(What you will do) Could you retype every one of the following records, line for line, without altering any character?

===== Given information

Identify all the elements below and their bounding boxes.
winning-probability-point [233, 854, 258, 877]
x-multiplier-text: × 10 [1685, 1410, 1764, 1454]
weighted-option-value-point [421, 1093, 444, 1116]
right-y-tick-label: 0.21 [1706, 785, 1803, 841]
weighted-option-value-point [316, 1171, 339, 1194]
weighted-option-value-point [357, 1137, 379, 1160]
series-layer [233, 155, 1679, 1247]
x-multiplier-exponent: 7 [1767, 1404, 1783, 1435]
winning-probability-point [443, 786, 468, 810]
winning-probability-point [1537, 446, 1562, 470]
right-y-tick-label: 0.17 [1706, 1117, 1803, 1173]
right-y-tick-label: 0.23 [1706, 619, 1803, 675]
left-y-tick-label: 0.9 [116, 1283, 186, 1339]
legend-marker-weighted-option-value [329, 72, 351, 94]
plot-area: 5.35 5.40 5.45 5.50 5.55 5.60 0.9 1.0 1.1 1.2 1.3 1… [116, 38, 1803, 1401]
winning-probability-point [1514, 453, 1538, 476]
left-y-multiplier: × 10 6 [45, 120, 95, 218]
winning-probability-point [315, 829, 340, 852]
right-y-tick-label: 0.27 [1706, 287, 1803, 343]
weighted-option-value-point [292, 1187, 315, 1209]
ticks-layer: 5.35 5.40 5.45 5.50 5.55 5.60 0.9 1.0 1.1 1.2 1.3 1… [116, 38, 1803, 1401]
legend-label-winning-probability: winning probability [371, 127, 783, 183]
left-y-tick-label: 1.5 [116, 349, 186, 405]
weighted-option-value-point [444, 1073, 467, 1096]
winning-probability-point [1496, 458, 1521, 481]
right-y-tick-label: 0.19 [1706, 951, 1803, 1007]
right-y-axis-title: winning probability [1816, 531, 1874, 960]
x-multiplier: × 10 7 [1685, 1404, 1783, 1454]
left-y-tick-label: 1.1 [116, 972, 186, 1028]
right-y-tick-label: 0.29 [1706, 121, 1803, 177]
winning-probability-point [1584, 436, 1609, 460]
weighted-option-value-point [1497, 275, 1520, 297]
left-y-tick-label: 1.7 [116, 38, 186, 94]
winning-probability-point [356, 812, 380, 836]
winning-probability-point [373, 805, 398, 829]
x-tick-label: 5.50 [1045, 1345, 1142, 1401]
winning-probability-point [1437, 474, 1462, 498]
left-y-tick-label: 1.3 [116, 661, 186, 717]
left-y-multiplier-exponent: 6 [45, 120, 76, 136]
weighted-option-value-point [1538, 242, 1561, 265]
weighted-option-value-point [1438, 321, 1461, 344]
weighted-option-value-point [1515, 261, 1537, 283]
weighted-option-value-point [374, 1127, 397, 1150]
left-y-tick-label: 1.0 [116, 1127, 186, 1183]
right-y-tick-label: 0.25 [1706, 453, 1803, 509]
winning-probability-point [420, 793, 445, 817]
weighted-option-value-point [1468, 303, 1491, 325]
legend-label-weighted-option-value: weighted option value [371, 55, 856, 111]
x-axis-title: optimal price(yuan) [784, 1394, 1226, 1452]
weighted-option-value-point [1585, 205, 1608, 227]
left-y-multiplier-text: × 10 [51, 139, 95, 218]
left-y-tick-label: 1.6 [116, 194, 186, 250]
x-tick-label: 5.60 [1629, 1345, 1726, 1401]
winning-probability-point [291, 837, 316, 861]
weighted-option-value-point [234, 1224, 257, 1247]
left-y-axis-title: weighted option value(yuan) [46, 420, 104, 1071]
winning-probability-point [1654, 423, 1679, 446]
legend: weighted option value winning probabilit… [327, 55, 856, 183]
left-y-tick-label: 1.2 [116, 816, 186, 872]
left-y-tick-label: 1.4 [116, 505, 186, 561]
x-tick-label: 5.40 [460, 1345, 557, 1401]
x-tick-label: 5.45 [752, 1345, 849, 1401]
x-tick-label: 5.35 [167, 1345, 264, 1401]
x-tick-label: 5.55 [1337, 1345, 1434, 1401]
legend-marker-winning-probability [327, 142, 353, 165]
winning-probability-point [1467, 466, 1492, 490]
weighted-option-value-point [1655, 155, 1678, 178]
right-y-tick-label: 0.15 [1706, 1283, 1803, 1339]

==========

(Answer in full)
Identify all the elements below and their bounding boxes.
winning-probability-point [233, 854, 258, 877]
x-multiplier-text: × 10 [1685, 1410, 1764, 1454]
weighted-option-value-point [421, 1093, 444, 1116]
right-y-tick-label: 0.21 [1706, 785, 1803, 841]
weighted-option-value-point [316, 1171, 339, 1194]
weighted-option-value-point [357, 1137, 379, 1160]
series-layer [233, 155, 1679, 1247]
x-multiplier-exponent: 7 [1767, 1404, 1783, 1435]
winning-probability-point [443, 786, 468, 810]
winning-probability-point [1537, 446, 1562, 470]
right-y-tick-label: 0.17 [1706, 1117, 1803, 1173]
right-y-tick-label: 0.23 [1706, 619, 1803, 675]
left-y-tick-label: 0.9 [116, 1283, 186, 1339]
legend-marker-weighted-option-value [329, 72, 351, 94]
plot-area: 5.35 5.40 5.45 5.50 5.55 5.60 0.9 1.0 1.1 1.2 1.3 1… [116, 38, 1803, 1401]
winning-probability-point [1514, 453, 1538, 476]
left-y-multiplier: × 10 6 [45, 120, 95, 218]
winning-probability-point [315, 829, 340, 852]
right-y-tick-label: 0.27 [1706, 287, 1803, 343]
weighted-option-value-point [292, 1187, 315, 1209]
ticks-layer: 5.35 5.40 5.45 5.50 5.55 5.60 0.9 1.0 1.1 1.2 1.3 1… [116, 38, 1803, 1401]
legend-label-winning-probability: winning probability [371, 127, 783, 183]
left-y-tick-label: 1.5 [116, 349, 186, 405]
weighted-option-value-point [444, 1073, 467, 1096]
winning-probability-point [1496, 458, 1521, 481]
right-y-tick-label: 0.19 [1706, 951, 1803, 1007]
right-y-axis-title: winning probability [1816, 531, 1874, 960]
x-multiplier: × 10 7 [1685, 1404, 1783, 1454]
left-y-tick-label: 1.1 [116, 972, 186, 1028]
right-y-tick-label: 0.29 [1706, 121, 1803, 177]
winning-probability-point [1584, 436, 1609, 460]
weighted-option-value-point [1497, 275, 1520, 297]
left-y-tick-label: 1.7 [116, 38, 186, 94]
winning-probability-point [356, 812, 380, 836]
winning-probability-point [373, 805, 398, 829]
x-tick-label: 5.50 [1045, 1345, 1142, 1401]
winning-probability-point [1437, 474, 1462, 498]
left-y-tick-label: 1.3 [116, 661, 186, 717]
left-y-multiplier-exponent: 6 [45, 120, 76, 136]
weighted-option-value-point [1538, 242, 1561, 265]
weighted-option-value-point [1438, 321, 1461, 344]
weighted-option-value-point [1515, 261, 1537, 283]
weighted-option-value-point [374, 1127, 397, 1150]
left-y-tick-label: 1.0 [116, 1127, 186, 1183]
right-y-tick-label: 0.25 [1706, 453, 1803, 509]
winning-probability-point [420, 793, 445, 817]
weighted-option-value-point [1468, 303, 1491, 325]
legend-label-weighted-option-value: weighted option value [371, 55, 856, 111]
x-axis-title: optimal price(yuan) [784, 1394, 1226, 1452]
weighted-option-value-point [1585, 205, 1608, 227]
left-y-multiplier-text: × 10 [51, 139, 95, 218]
left-y-tick-label: 1.6 [116, 194, 186, 250]
x-tick-label: 5.60 [1629, 1345, 1726, 1401]
winning-probability-point [291, 837, 316, 861]
weighted-option-value-point [234, 1224, 257, 1247]
left-y-axis-title: weighted option value(yuan) [46, 420, 104, 1071]
winning-probability-point [1654, 423, 1679, 446]
legend: weighted option value winning probabilit… [327, 55, 856, 183]
left-y-tick-label: 1.2 [116, 816, 186, 872]
left-y-tick-label: 1.4 [116, 505, 186, 561]
x-tick-label: 5.40 [460, 1345, 557, 1401]
x-tick-label: 5.45 [752, 1345, 849, 1401]
x-tick-label: 5.35 [167, 1345, 264, 1401]
x-tick-label: 5.55 [1337, 1345, 1434, 1401]
legend-marker-winning-probability [327, 142, 353, 165]
winning-probability-point [1467, 466, 1492, 490]
weighted-option-value-point [1655, 155, 1678, 178]
right-y-tick-label: 0.15 [1706, 1283, 1803, 1339]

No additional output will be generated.